# Work to do:
Check each line of the material below, and copy it if it holds the string "this".

# Data for processing:
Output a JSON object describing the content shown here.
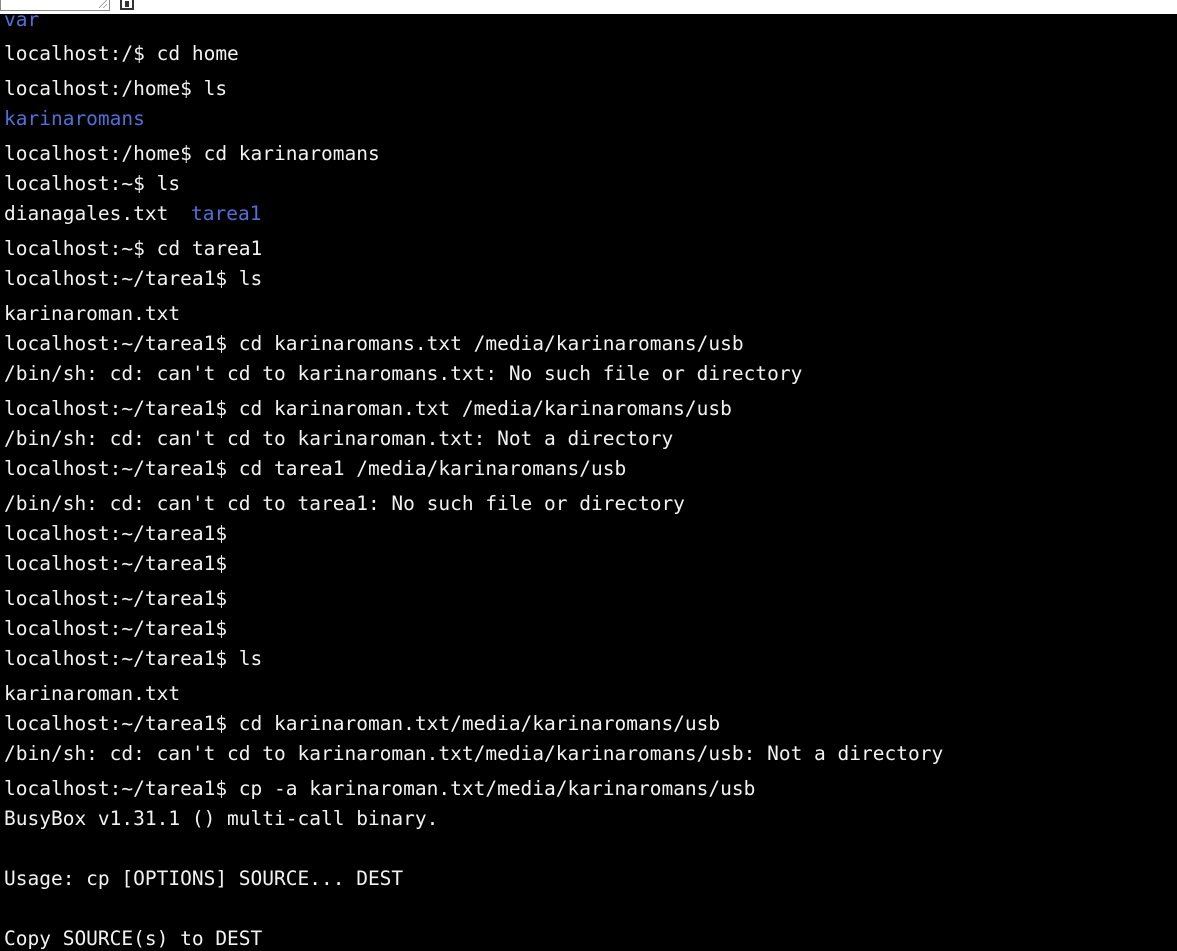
{
  "colors": {
    "background": "#000000",
    "text": "#f2f2f2",
    "directory": "#4f6fd9"
  },
  "icons": {
    "resize": "resize-grip-icon",
    "window": "small-window-icon"
  },
  "terminal": {
    "lines": [
      "var",
      "localhost:/$ cd home",
      "localhost:/home$ ls",
      "karinaromans",
      "localhost:/home$ cd karinaromans",
      "localhost:~$ ls",
      "dianagales.txt",
      "tarea1",
      "localhost:~$ cd tarea1",
      "localhost:~/tarea1$ ls",
      "karinaroman.txt",
      "localhost:~/tarea1$ cd karinaromans.txt /media/karinaromans/usb",
      "/bin/sh: cd: can't cd to karinaromans.txt: No such file or directory",
      "localhost:~/tarea1$ cd karinaroman.txt /media/karinaromans/usb",
      "/bin/sh: cd: can't cd to karinaroman.txt: Not a directory",
      "localhost:~/tarea1$ cd tarea1 /media/karinaromans/usb",
      "/bin/sh: cd: can't cd to tarea1: No such file or directory",
      "localhost:~/tarea1$",
      "localhost:~/tarea1$",
      "localhost:~/tarea1$",
      "localhost:~/tarea1$",
      "localhost:~/tarea1$ ls",
      "karinaroman.txt",
      "localhost:~/tarea1$ cd karinaroman.txt/media/karinaromans/usb",
      "/bin/sh: cd: can't cd to karinaroman.txt/media/karinaromans/usb: Not a directory",
      "localhost:~/tarea1$ cp -a karinaroman.txt/media/karinaromans/usb",
      "BusyBox v1.31.1 () multi-call binary.",
      "Usage: cp [OPTIONS] SOURCE... DEST",
      "Copy SOURCE(s) to DEST"
    ]
  }
}
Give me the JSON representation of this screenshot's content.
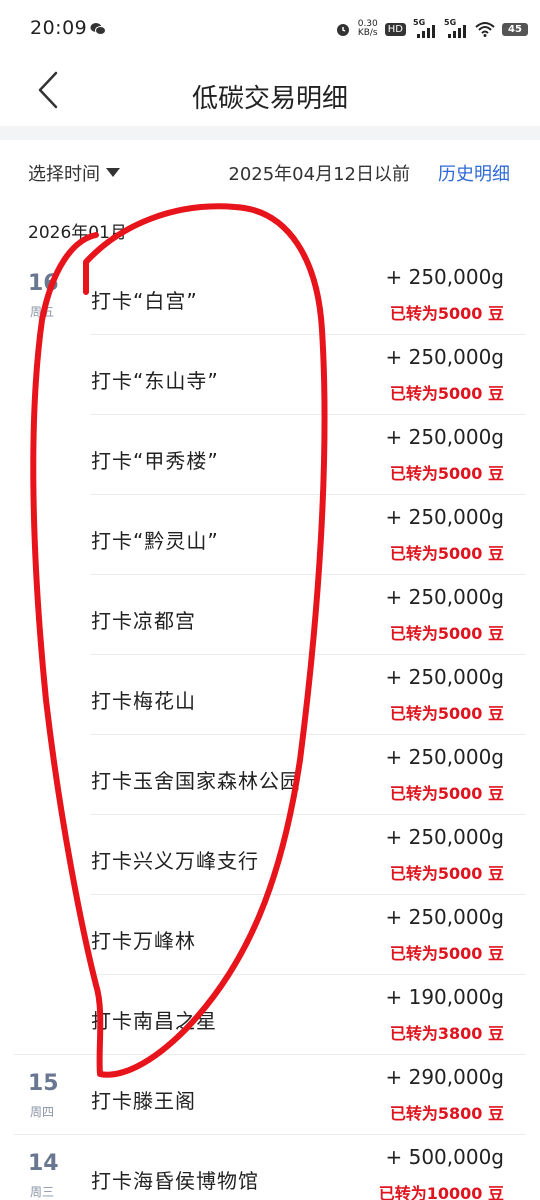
{
  "status_bar": {
    "time": "20:09",
    "net_speed_value": "0.30",
    "net_speed_unit": "KB/s",
    "hd_label": "HD",
    "sim1_label": "5G",
    "sim2_label": "5G",
    "battery": "45"
  },
  "header": {
    "title": "低碳交易明细"
  },
  "filter": {
    "select_label": "选择时间",
    "date_before": "2025年04月12日以前",
    "history_link": "历史明细"
  },
  "month_label": "2026年01月",
  "transactions": [
    {
      "day": "16",
      "weekday": "周五",
      "name": "打卡“白宫”",
      "amount": "+ 250,000g",
      "converted": "已转为5000 豆"
    },
    {
      "day": "",
      "weekday": "",
      "name": "打卡“东山寺”",
      "amount": "+ 250,000g",
      "converted": "已转为5000 豆"
    },
    {
      "day": "",
      "weekday": "",
      "name": "打卡“甲秀楼”",
      "amount": "+ 250,000g",
      "converted": "已转为5000 豆"
    },
    {
      "day": "",
      "weekday": "",
      "name": "打卡“黔灵山”",
      "amount": "+ 250,000g",
      "converted": "已转为5000 豆"
    },
    {
      "day": "",
      "weekday": "",
      "name": "打卡凉都宫",
      "amount": "+ 250,000g",
      "converted": "已转为5000 豆"
    },
    {
      "day": "",
      "weekday": "",
      "name": "打卡梅花山",
      "amount": "+ 250,000g",
      "converted": "已转为5000 豆"
    },
    {
      "day": "",
      "weekday": "",
      "name": "打卡玉舍国家森林公园",
      "amount": "+ 250,000g",
      "converted": "已转为5000 豆"
    },
    {
      "day": "",
      "weekday": "",
      "name": "打卡兴义万峰支行",
      "amount": "+ 250,000g",
      "converted": "已转为5000 豆"
    },
    {
      "day": "",
      "weekday": "",
      "name": "打卡万峰林",
      "amount": "+ 250,000g",
      "converted": "已转为5000 豆"
    },
    {
      "day": "",
      "weekday": "",
      "name": "打卡南昌之星",
      "amount": "+ 190,000g",
      "converted": "已转为3800 豆"
    },
    {
      "day": "15",
      "weekday": "周四",
      "name": "打卡滕王阁",
      "amount": "+ 290,000g",
      "converted": "已转为5800 豆"
    },
    {
      "day": "14",
      "weekday": "周三",
      "name": "打卡海昏侯博物馆",
      "amount": "+ 500,000g",
      "converted": "已转为10000 豆"
    }
  ],
  "colors": {
    "accent_blue": "#2f6bd6",
    "bean_red": "#e0141e",
    "annotation_red": "#e8141c"
  }
}
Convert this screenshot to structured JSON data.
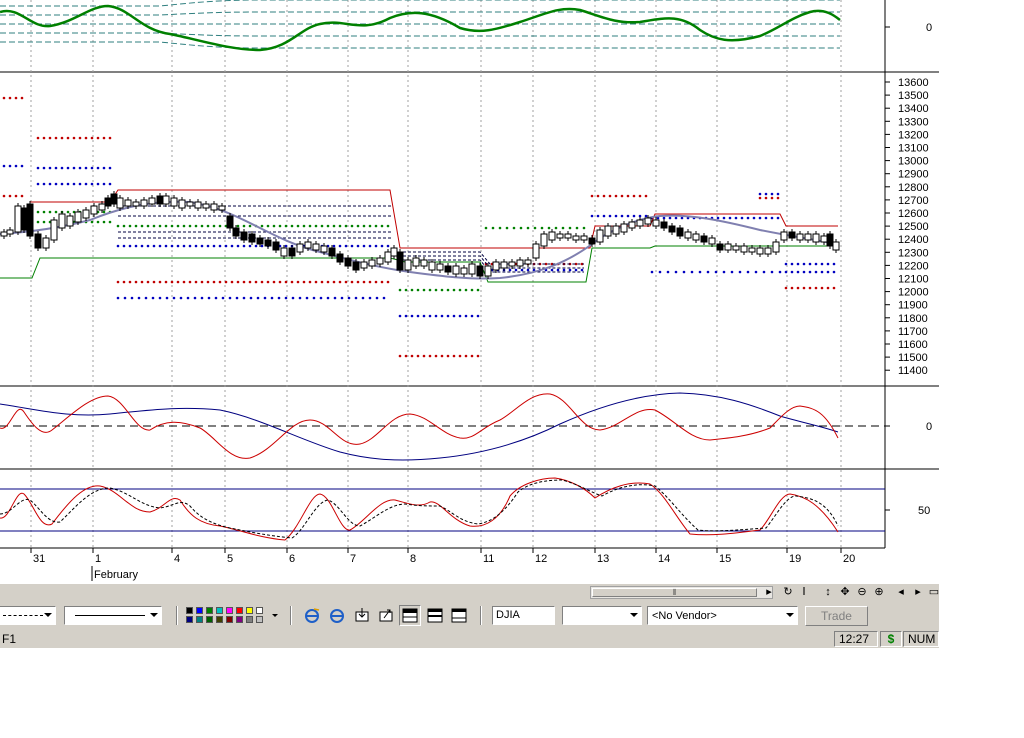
{
  "chart": {
    "axis_labels": {
      "top_zero": "0",
      "price": [
        "13600",
        "13500",
        "13400",
        "13300",
        "13200",
        "13100",
        "13000",
        "12900",
        "12800",
        "12700",
        "12600",
        "12500",
        "12400",
        "12300",
        "12200",
        "12100",
        "12000",
        "11900",
        "11800",
        "11700",
        "11600",
        "11500",
        "11400"
      ],
      "osc_zero": "0",
      "stoch_mid": "50"
    },
    "date_labels": [
      "31",
      "1",
      "4",
      "5",
      "6",
      "7",
      "8",
      "11",
      "12",
      "13",
      "14",
      "15",
      "19",
      "20"
    ],
    "month_label": "February",
    "colors": {
      "top_line": "#008000",
      "price_red": "#c00000",
      "price_green": "#008000",
      "price_blue": "#0000c0",
      "ma_line": "#8080b0",
      "osc_red": "#cc0000",
      "osc_navy": "#000080",
      "stoch_band": "#000080"
    }
  },
  "toolbar": {
    "palette": [
      "#000000",
      "#0000ff",
      "#008000",
      "#00c0c0",
      "#ff00ff",
      "#ff0000",
      "#ffff00",
      "#ffffff",
      "#000080",
      "#008080",
      "#006000",
      "#404000",
      "#800000",
      "#800080",
      "#808080",
      "#c0c0c0"
    ],
    "symbol": "DJIA",
    "vendor": "<No Vendor>",
    "trade_label": "Trade"
  },
  "status": {
    "left_text": "F1",
    "time": "12:27",
    "currency_icon": "$",
    "num": "NUM"
  }
}
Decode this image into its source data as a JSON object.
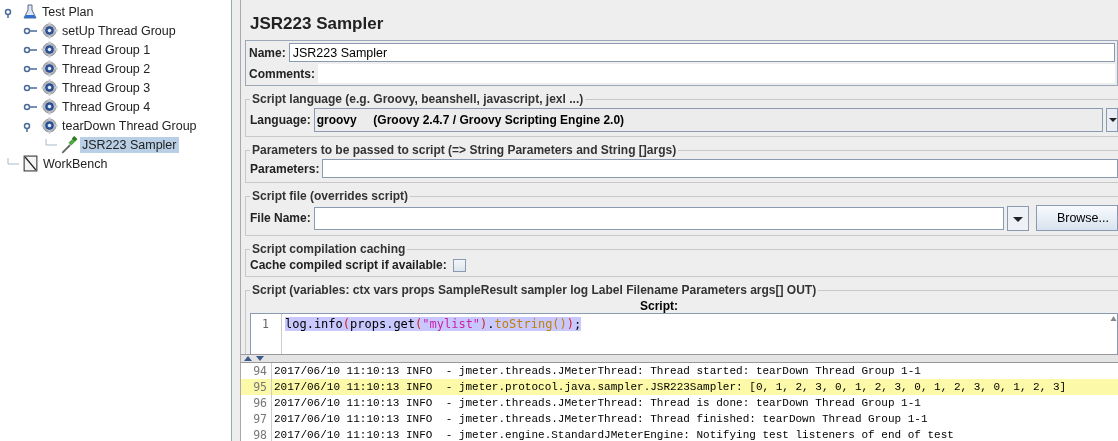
{
  "tree": [
    {
      "label": "Test Plan",
      "kind": "plan",
      "expanded": true,
      "selected": false,
      "children": [
        {
          "label": "setUp Thread Group",
          "kind": "thread_group",
          "expanded": false,
          "selected": false
        },
        {
          "label": "Thread Group 1",
          "kind": "thread_group",
          "expanded": false,
          "selected": false
        },
        {
          "label": "Thread Group 2",
          "kind": "thread_group",
          "expanded": false,
          "selected": false
        },
        {
          "label": "Thread Group 3",
          "kind": "thread_group",
          "expanded": false,
          "selected": false
        },
        {
          "label": "Thread Group 4",
          "kind": "thread_group",
          "expanded": false,
          "selected": false
        },
        {
          "label": "tearDown Thread Group",
          "kind": "thread_group",
          "expanded": true,
          "selected": false,
          "children": [
            {
              "label": "JSR223 Sampler",
              "kind": "sampler",
              "selected": true
            }
          ]
        }
      ]
    },
    {
      "label": "WorkBench",
      "kind": "workbench",
      "selected": false
    }
  ],
  "editor": {
    "title": "JSR223 Sampler",
    "name": {
      "label": "Name:",
      "value": "JSR223 Sampler"
    },
    "comments": {
      "label": "Comments:"
    },
    "language_group": {
      "legend": "Script language (e.g. Groovy, beanshell, javascript, jexl ...)",
      "label": "Language:",
      "value": "groovy     (Groovy 2.4.7 / Groovy Scripting Engine 2.0)"
    },
    "parameters_group": {
      "legend": "Parameters to be passed to script (=> String Parameters and String []args)",
      "label": "Parameters:"
    },
    "file_group": {
      "legend": "Script file (overrides script)",
      "label": "File Name:",
      "button": "Browse..."
    },
    "caching_group": {
      "legend": "Script compilation caching",
      "label": "Cache compiled script if available:",
      "checked": false
    },
    "script_group": {
      "legend": "Script (variables: ctx vars props SampleResult sampler log Label Filename Parameters args[] OUT)",
      "header": "Script:",
      "lines": [
        {
          "number": "1",
          "tokens": [
            {
              "kind": "plain",
              "text": "log.info"
            },
            {
              "kind": "paren",
              "text": "("
            },
            {
              "kind": "plain",
              "text": "props.get"
            },
            {
              "kind": "paren",
              "text": "("
            },
            {
              "kind": "string",
              "text": "\"mylist\""
            },
            {
              "kind": "paren",
              "text": ")"
            },
            {
              "kind": "plain",
              "text": "."
            },
            {
              "kind": "method",
              "text": "toString"
            },
            {
              "kind": "method",
              "text": "()"
            },
            {
              "kind": "paren",
              "text": ")"
            },
            {
              "kind": "plain",
              "text": ";"
            }
          ]
        }
      ]
    }
  },
  "log": [
    {
      "number": "94",
      "text": "2017/06/10 11:10:13 INFO  - jmeter.threads.JMeterThread: Thread started: tearDown Thread Group 1-1",
      "highlighted": false
    },
    {
      "number": "95",
      "text": "2017/06/10 11:10:13 INFO  - jmeter.protocol.java.sampler.JSR223Sampler: [0, 1, 2, 3, 0, 1, 2, 3, 0, 1, 2, 3, 0, 1, 2, 3]",
      "highlighted": true
    },
    {
      "number": "96",
      "text": "2017/06/10 11:10:13 INFO  - jmeter.threads.JMeterThread: Thread is done: tearDown Thread Group 1-1",
      "highlighted": false
    },
    {
      "number": "97",
      "text": "2017/06/10 11:10:13 INFO  - jmeter.threads.JMeterThread: Thread finished: tearDown Thread Group 1-1",
      "highlighted": false
    },
    {
      "number": "98",
      "text": "2017/06/10 11:10:13 INFO  - jmeter.engine.StandardJMeterEngine: Notifying test listeners of end of test",
      "highlighted": false
    }
  ]
}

# The reply:
Give me the JSON representation of this screenshot's content.
Convert this screenshot to structured JSON data.
Decode this image into its source data as a JSON object.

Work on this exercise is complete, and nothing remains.